* _Given instruction_: Go through the listing and pick out each line with the word "مهران" in it.

◆ ◆ ◆ ◆

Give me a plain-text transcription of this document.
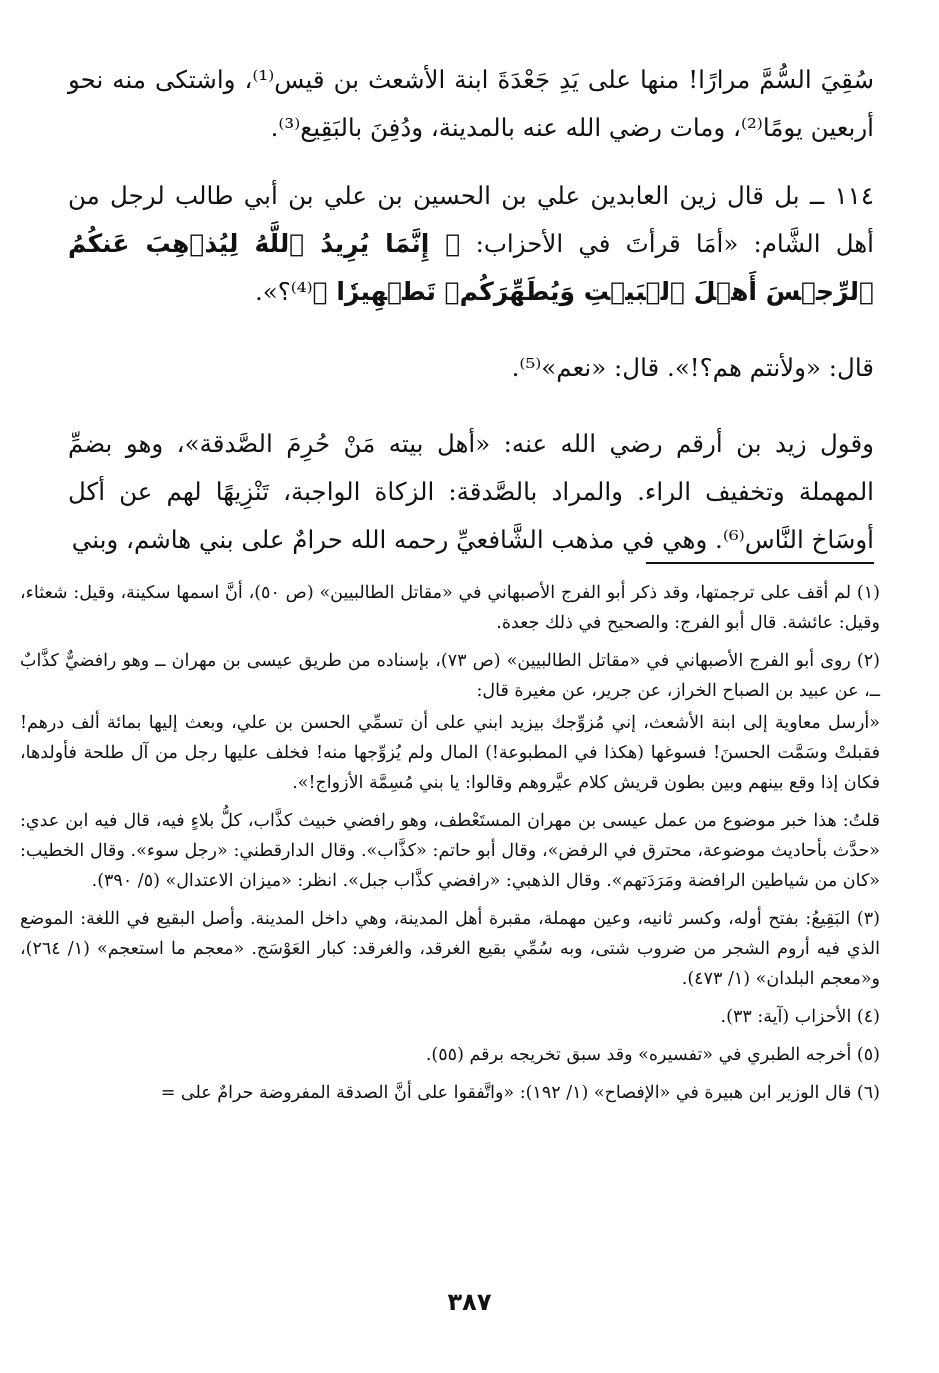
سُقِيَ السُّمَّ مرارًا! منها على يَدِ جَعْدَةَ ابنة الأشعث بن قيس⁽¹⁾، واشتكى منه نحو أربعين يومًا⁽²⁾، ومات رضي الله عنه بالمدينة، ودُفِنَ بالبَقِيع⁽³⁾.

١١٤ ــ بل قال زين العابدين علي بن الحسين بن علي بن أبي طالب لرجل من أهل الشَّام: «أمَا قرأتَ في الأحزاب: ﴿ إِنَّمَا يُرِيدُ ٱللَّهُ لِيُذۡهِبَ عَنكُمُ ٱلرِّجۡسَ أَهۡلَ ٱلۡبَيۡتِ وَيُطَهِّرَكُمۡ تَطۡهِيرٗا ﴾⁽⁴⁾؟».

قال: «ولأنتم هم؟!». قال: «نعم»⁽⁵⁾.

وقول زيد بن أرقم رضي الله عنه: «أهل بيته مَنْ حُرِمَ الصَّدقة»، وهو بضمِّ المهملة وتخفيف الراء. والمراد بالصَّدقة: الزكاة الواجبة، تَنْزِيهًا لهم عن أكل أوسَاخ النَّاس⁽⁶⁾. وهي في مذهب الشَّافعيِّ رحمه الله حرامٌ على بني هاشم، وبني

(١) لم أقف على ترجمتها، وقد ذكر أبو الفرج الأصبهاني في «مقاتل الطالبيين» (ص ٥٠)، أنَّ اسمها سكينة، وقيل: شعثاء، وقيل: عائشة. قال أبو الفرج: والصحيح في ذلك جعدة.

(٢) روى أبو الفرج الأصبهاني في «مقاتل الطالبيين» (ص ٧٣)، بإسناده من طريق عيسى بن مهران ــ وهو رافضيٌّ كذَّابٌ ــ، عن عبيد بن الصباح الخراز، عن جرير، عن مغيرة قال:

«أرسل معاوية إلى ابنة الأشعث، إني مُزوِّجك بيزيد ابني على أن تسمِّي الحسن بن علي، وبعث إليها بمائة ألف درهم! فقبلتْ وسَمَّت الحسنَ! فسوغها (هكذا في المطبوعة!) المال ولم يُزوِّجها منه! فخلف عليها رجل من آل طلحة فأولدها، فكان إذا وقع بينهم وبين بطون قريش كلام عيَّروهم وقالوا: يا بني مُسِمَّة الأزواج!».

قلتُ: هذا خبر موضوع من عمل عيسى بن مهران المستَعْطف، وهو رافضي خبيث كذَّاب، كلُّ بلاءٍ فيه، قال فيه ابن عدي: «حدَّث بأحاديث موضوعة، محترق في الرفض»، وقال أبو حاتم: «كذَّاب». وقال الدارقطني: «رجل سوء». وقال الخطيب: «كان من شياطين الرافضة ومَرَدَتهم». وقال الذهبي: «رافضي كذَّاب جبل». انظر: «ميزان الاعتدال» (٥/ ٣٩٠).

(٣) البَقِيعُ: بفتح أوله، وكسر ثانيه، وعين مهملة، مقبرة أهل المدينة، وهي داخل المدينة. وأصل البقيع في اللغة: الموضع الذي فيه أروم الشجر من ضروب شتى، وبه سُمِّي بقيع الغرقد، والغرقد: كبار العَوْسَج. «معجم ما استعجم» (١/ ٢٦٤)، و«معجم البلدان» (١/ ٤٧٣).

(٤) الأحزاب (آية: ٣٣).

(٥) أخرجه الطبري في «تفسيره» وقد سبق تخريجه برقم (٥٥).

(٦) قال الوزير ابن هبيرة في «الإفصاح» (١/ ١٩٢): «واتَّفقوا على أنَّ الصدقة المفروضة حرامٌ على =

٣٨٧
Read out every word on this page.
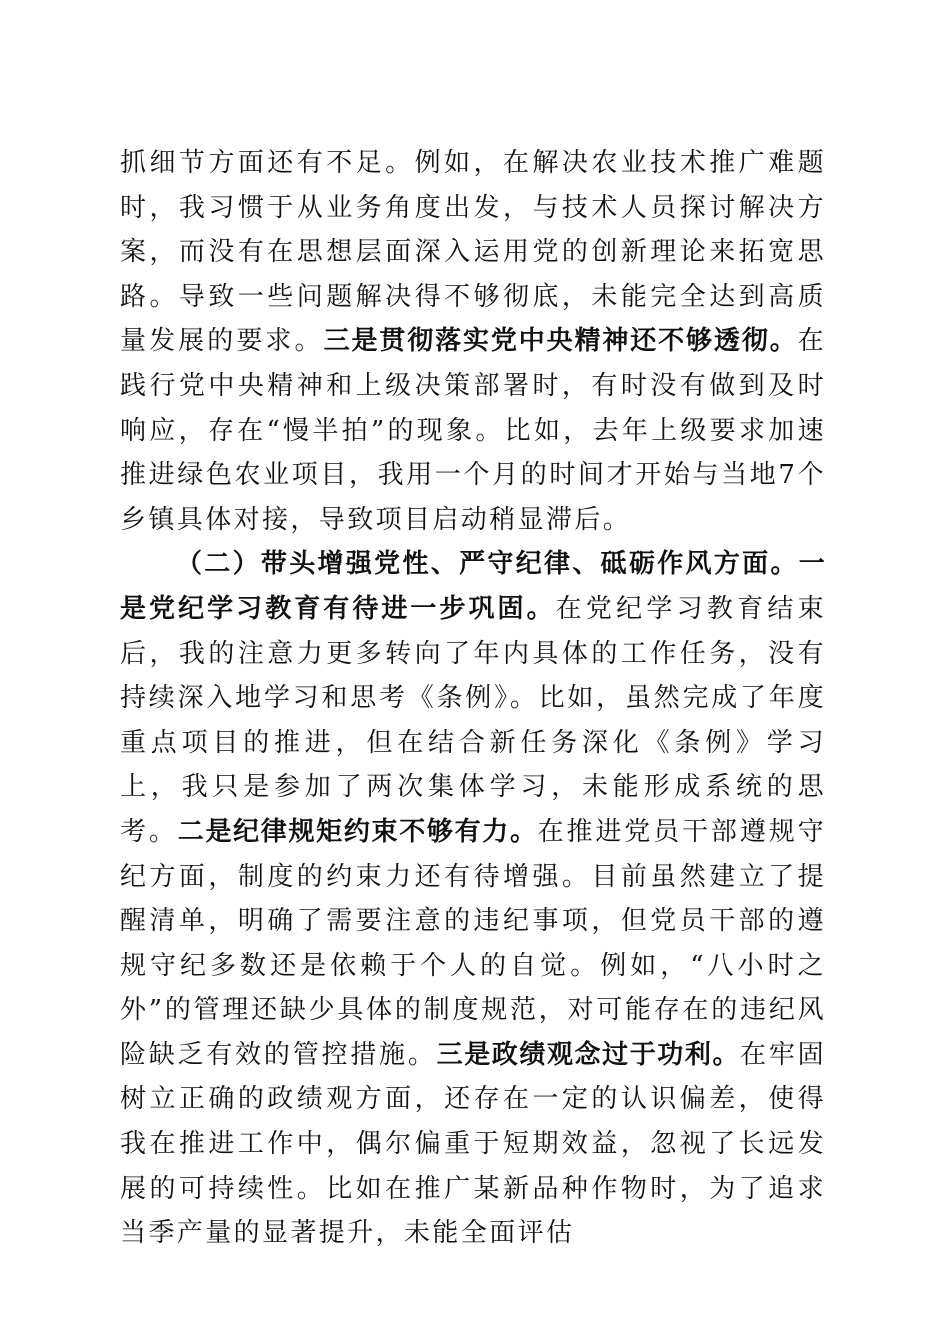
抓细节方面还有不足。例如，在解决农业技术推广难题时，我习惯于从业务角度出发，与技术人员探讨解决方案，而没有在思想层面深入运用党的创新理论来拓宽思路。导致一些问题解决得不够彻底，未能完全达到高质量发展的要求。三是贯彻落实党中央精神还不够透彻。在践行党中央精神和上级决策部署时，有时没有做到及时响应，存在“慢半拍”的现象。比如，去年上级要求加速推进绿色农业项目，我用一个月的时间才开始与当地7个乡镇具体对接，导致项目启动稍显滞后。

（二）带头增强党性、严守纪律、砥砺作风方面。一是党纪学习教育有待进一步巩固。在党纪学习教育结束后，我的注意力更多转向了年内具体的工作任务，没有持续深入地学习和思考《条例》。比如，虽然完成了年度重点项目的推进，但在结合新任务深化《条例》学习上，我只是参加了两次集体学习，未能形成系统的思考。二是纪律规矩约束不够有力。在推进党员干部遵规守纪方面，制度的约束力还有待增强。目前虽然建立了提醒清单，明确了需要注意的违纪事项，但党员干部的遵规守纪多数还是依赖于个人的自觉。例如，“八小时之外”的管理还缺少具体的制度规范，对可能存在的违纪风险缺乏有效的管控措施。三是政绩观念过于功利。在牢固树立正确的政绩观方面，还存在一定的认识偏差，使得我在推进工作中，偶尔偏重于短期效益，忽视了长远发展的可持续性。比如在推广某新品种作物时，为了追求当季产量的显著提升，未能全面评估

◆ ◆ ◆ ◆

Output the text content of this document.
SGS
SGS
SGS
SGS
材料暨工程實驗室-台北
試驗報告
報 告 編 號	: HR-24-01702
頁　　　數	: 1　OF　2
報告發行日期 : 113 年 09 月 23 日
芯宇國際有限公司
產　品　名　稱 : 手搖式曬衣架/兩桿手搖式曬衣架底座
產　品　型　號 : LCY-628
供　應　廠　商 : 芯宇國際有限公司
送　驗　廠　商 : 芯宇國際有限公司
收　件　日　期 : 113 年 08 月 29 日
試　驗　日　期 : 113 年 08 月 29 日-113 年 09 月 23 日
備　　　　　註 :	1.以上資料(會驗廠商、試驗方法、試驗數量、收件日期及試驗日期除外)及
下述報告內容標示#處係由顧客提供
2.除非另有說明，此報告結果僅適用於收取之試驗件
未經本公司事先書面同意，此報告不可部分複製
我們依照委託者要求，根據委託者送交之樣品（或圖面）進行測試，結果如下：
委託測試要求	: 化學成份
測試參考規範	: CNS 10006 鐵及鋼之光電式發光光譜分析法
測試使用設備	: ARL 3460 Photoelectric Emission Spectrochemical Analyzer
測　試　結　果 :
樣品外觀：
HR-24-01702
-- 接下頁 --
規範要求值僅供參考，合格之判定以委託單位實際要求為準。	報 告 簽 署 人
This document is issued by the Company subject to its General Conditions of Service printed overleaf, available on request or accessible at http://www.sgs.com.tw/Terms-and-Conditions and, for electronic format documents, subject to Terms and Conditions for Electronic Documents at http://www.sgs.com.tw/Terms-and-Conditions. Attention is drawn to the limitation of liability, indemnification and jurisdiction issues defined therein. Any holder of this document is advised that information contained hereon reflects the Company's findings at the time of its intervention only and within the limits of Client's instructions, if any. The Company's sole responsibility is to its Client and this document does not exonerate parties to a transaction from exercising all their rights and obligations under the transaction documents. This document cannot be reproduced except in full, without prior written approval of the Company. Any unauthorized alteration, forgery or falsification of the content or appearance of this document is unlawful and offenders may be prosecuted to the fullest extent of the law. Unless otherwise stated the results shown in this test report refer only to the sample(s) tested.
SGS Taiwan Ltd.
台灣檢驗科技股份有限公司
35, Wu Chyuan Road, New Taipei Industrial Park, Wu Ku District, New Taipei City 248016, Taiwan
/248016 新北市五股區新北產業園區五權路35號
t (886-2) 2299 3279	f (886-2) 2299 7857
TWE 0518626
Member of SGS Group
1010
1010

◆ ◆ ◆ ◆

* _Result for this exercise_:
(٢) روى أبو الفرج الأصبهاني في «مقاتل الطالبيين» (ص ٧٣)، بإسناده من طريق عيسى بن مهران ــ وهو رافضيٌّ كذَّابٌ ــ، عن عبيد بن الصباح الخراز، عن جرير، عن مغيرة قال:
قلتُ: هذا خبر موضوع من عمل عيسى بن مهران المستَعْطف، وهو رافضي خبيث كذَّاب، كلُّ بلاءٍ فيه، قال فيه ابن عدي: «حدَّث بأحاديث موضوعة، محترق في الرفض»، وقال أبو حاتم: «كذَّاب». وقال الدارقطني: «رجل سوء». وقال الخطيب: «كان من شياطين الرافضة ومَرَدَتهم». وقال الذهبي: «رافضي كذَّاب جبل». انظر: «ميزان الاعتدال» (٥/ ٣٩٠).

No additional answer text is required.